[Begin]

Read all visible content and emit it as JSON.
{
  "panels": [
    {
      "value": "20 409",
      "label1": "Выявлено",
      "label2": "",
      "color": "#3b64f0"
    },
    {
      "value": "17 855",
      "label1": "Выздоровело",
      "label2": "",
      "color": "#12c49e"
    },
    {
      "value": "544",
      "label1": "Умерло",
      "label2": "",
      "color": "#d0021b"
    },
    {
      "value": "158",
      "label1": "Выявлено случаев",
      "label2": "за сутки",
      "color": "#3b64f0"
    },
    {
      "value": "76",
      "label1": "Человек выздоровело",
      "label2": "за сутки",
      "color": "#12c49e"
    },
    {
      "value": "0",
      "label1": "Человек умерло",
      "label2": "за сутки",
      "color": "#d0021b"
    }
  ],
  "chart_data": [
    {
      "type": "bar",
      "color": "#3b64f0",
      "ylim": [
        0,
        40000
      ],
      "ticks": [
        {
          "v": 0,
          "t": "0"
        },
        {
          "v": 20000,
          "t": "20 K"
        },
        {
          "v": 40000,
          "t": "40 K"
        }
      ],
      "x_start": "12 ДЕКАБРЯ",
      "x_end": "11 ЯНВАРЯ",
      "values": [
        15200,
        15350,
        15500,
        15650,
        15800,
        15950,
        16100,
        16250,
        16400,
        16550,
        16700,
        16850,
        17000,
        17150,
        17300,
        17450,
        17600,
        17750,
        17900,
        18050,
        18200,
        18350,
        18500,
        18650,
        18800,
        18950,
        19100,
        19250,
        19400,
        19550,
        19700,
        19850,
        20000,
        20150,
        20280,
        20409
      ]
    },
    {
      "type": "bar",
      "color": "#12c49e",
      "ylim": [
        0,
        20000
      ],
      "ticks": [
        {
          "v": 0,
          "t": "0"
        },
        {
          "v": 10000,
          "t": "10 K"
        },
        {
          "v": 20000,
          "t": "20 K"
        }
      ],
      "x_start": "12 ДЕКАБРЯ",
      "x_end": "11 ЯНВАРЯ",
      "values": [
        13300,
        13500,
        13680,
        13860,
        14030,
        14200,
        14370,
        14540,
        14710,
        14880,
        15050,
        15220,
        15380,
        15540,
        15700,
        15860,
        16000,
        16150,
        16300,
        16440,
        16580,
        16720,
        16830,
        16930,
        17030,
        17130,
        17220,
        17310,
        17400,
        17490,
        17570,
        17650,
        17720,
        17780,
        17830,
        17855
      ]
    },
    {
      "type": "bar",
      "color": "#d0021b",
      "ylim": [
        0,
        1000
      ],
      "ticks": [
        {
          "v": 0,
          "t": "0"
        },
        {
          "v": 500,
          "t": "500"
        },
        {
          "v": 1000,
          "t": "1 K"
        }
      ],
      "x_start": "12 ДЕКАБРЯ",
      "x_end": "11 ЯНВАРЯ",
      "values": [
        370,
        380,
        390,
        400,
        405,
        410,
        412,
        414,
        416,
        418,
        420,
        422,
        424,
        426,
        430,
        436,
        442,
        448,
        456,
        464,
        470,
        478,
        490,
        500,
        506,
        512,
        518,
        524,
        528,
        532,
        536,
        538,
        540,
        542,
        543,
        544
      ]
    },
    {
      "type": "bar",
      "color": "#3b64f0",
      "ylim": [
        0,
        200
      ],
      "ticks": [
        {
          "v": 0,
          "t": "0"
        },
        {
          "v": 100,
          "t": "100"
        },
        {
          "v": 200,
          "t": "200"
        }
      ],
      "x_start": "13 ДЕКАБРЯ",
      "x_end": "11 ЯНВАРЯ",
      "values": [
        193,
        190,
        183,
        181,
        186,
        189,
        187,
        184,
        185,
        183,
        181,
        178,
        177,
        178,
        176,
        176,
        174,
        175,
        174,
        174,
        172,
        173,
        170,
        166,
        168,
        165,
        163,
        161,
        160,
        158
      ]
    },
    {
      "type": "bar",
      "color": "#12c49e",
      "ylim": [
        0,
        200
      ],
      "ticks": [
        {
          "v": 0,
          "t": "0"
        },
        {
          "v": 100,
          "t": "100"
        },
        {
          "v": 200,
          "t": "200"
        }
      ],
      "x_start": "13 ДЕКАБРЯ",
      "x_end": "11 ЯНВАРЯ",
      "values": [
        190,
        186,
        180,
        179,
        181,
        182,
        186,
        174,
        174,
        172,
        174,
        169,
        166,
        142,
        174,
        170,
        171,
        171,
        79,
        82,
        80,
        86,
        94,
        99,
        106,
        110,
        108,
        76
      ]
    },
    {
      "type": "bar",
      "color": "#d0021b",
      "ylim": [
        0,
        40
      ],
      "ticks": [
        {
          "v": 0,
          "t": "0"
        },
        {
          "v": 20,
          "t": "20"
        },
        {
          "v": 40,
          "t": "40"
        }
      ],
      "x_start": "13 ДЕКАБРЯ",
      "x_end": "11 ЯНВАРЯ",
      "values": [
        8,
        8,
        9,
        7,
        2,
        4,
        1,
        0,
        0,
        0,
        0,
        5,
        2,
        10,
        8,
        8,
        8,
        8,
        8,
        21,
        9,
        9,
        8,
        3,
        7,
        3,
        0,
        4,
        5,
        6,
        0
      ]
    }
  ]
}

[End]

Exercise description:
Output the listing above without altering a single character.

Reply:
Read all visible content and emit it as JSON.
{
  "panels": [
    {
      "value": "20 409",
      "label1": "Выявлено",
      "label2": "",
      "color": "#3b64f0"
    },
    {
      "value": "17 855",
      "label1": "Выздоровело",
      "label2": "",
      "color": "#12c49e"
    },
    {
      "value": "544",
      "label1": "Умерло",
      "label2": "",
      "color": "#d0021b"
    },
    {
      "value": "158",
      "label1": "Выявлено случаев",
      "label2": "за сутки",
      "color": "#3b64f0"
    },
    {
      "value": "76",
      "label1": "Человек выздоровело",
      "label2": "за сутки",
      "color": "#12c49e"
    },
    {
      "value": "0",
      "label1": "Человек умерло",
      "label2": "за сутки",
      "color": "#d0021b"
    }
  ],
  "chart_data": [
    {
      "type": "bar",
      "color": "#3b64f0",
      "ylim": [
        0,
        40000
      ],
      "ticks": [
        {
          "v": 0,
          "t": "0"
        },
        {
          "v": 20000,
          "t": "20 K"
        },
        {
          "v": 40000,
          "t": "40 K"
        }
      ],
      "x_start": "12 ДЕКАБРЯ",
      "x_end": "11 ЯНВАРЯ",
      "values": [
        15200,
        15350,
        15500,
        15650,
        15800,
        15950,
        16100,
        16250,
        16400,
        16550,
        16700,
        16850,
        17000,
        17150,
        17300,
        17450,
        17600,
        17750,
        17900,
        18050,
        18200,
        18350,
        18500,
        18650,
        18800,
        18950,
        19100,
        19250,
        19400,
        19550,
        19700,
        19850,
        20000,
        20150,
        20280,
        20409
      ]
    },
    {
      "type": "bar",
      "color": "#12c49e",
      "ylim": [
        0,
        20000
      ],
      "ticks": [
        {
          "v": 0,
          "t": "0"
        },
        {
          "v": 10000,
          "t": "10 K"
        },
        {
          "v": 20000,
          "t": "20 K"
        }
      ],
      "x_start": "12 ДЕКАБРЯ",
      "x_end": "11 ЯНВАРЯ",
      "values": [
        13300,
        13500,
        13680,
        13860,
        14030,
        14200,
        14370,
        14540,
        14710,
        14880,
        15050,
        15220,
        15380,
        15540,
        15700,
        15860,
        16000,
        16150,
        16300,
        16440,
        16580,
        16720,
        16830,
        16930,
        17030,
        17130,
        17220,
        17310,
        17400,
        17490,
        17570,
        17650,
        17720,
        17780,
        17830,
        17855
      ]
    },
    {
      "type": "bar",
      "color": "#d0021b",
      "ylim": [
        0,
        1000
      ],
      "ticks": [
        {
          "v": 0,
          "t": "0"
        },
        {
          "v": 500,
          "t": "500"
        },
        {
          "v": 1000,
          "t": "1 K"
        }
      ],
      "x_start": "12 ДЕКАБРЯ",
      "x_end": "11 ЯНВАРЯ",
      "values": [
        370,
        380,
        390,
        400,
        405,
        410,
        412,
        414,
        416,
        418,
        420,
        422,
        424,
        426,
        430,
        436,
        442,
        448,
        456,
        464,
        470,
        478,
        490,
        500,
        506,
        512,
        518,
        524,
        528,
        532,
        536,
        538,
        540,
        542,
        543,
        544
      ]
    },
    {
      "type": "bar",
      "color": "#3b64f0",
      "ylim": [
        0,
        200
      ],
      "ticks": [
        {
          "v": 0,
          "t": "0"
        },
        {
          "v": 100,
          "t": "100"
        },
        {
          "v": 200,
          "t": "200"
        }
      ],
      "x_start": "13 ДЕКАБРЯ",
      "x_end": "11 ЯНВАРЯ",
      "values": [
        193,
        190,
        183,
        181,
        186,
        189,
        187,
        184,
        185,
        183,
        181,
        178,
        177,
        178,
        176,
        176,
        174,
        175,
        174,
        174,
        172,
        173,
        170,
        166,
        168,
        165,
        163,
        161,
        160,
        158
      ]
    },
    {
      "type": "bar",
      "color": "#12c49e",
      "ylim": [
        0,
        200
      ],
      "ticks": [
        {
          "v": 0,
          "t": "0"
        },
        {
          "v": 100,
          "t": "100"
        },
        {
          "v": 200,
          "t": "200"
        }
      ],
      "x_start": "13 ДЕКАБРЯ",
      "x_end": "11 ЯНВАРЯ",
      "values": [
        190,
        186,
        180,
        179,
        181,
        182,
        186,
        174,
        174,
        172,
        174,
        169,
        166,
        142,
        174,
        170,
        171,
        171,
        79,
        82,
        80,
        86,
        94,
        99,
        106,
        110,
        108,
        76
      ]
    },
    {
      "type": "bar",
      "color": "#d0021b",
      "ylim": [
        0,
        40
      ],
      "ticks": [
        {
          "v": 0,
          "t": "0"
        },
        {
          "v": 20,
          "t": "20"
        },
        {
          "v": 40,
          "t": "40"
        }
      ],
      "x_start": "13 ДЕКАБРЯ",
      "x_end": "11 ЯНВАРЯ",
      "values": [
        8,
        8,
        9,
        7,
        2,
        4,
        1,
        0,
        0,
        0,
        0,
        5,
        2,
        10,
        8,
        8,
        8,
        8,
        8,
        21,
        9,
        9,
        8,
        3,
        7,
        3,
        0,
        4,
        5,
        6,
        0
      ]
    }
  ]
}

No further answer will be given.